Every entry must be duplicated word for word.

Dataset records
════════════════════

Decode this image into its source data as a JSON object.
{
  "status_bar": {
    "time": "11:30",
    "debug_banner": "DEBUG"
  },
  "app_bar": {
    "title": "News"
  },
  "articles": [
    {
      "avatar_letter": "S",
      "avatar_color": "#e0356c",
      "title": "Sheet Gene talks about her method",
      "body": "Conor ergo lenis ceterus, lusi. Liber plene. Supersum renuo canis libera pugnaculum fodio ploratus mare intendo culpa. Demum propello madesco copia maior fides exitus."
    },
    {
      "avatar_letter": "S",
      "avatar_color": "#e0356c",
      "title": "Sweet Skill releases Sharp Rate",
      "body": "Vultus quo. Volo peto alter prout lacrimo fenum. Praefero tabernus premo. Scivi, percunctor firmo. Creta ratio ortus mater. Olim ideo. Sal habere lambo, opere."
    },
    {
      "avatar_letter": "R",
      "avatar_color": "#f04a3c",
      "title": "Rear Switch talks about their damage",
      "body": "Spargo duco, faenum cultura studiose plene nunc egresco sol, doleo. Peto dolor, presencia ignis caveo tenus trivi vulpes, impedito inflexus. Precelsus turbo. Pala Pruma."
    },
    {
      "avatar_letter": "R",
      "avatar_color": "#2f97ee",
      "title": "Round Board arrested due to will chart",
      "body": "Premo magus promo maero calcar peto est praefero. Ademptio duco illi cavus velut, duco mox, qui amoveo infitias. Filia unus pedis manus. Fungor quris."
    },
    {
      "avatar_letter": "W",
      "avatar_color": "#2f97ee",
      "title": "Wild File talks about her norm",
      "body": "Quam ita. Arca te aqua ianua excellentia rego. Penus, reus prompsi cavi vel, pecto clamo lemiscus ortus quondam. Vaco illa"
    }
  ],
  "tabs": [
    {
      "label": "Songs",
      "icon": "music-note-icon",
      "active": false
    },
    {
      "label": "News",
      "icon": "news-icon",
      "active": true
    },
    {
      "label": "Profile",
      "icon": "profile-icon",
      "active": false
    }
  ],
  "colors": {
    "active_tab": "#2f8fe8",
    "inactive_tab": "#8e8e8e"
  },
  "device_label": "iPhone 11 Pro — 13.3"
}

════════════════════

OUTPUT FOR THIS TASK –
Decode this image into its source data as a JSON object.
{
  "status_bar": {
    "time": "11:30",
    "debug_banner": "DEBUG"
  },
  "app_bar": {
    "title": "News"
  },
  "articles": [
    {
      "avatar_letter": "S",
      "avatar_color": "#e0356c",
      "title": "Sheet Gene talks about her method",
      "body": "Conor ergo lenis ceterus, lusi. Liber plene. Supersum renuo canis libera pugnaculum fodio ploratus mare intendo culpa. Demum propello madesco copia maior fides exitus."
    },
    {
      "avatar_letter": "S",
      "avatar_color": "#e0356c",
      "title": "Sweet Skill releases Sharp Rate",
      "body": "Vultus quo. Volo peto alter prout lacrimo fenum. Praefero tabernus premo. Scivi, percunctor firmo. Creta ratio ortus mater. Olim ideo. Sal habere lambo, opere."
    },
    {
      "avatar_letter": "R",
      "avatar_color": "#f04a3c",
      "title": "Rear Switch talks about their damage",
      "body": "Spargo duco, faenum cultura studiose plene nunc egresco sol, doleo. Peto dolor, presencia ignis caveo tenus trivi vulpes, impedito inflexus. Precelsus turbo. Pala Pruma."
    },
    {
      "avatar_letter": "R",
      "avatar_color": "#2f97ee",
      "title": "Round Board arrested due to will chart",
      "body": "Premo magus promo maero calcar peto est praefero. Ademptio duco illi cavus velut, duco mox, qui amoveo infitias. Filia unus pedis manus. Fungor quris."
    },
    {
      "avatar_letter": "W",
      "avatar_color": "#2f97ee",
      "title": "Wild File talks about her norm",
      "body": "Quam ita. Arca te aqua ianua excellentia rego. Penus, reus prompsi cavi vel, pecto clamo lemiscus ortus quondam. Vaco illa"
    }
  ],
  "tabs": [
    {
      "label": "Songs",
      "icon": "music-note-icon",
      "active": false
    },
    {
      "label": "News",
      "icon": "news-icon",
      "active": true
    },
    {
      "label": "Profile",
      "icon": "profile-icon",
      "active": false
    }
  ],
  "colors": {
    "active_tab": "#2f8fe8",
    "inactive_tab": "#8e8e8e"
  },
  "device_label": "iPhone 11 Pro — 13.3"
}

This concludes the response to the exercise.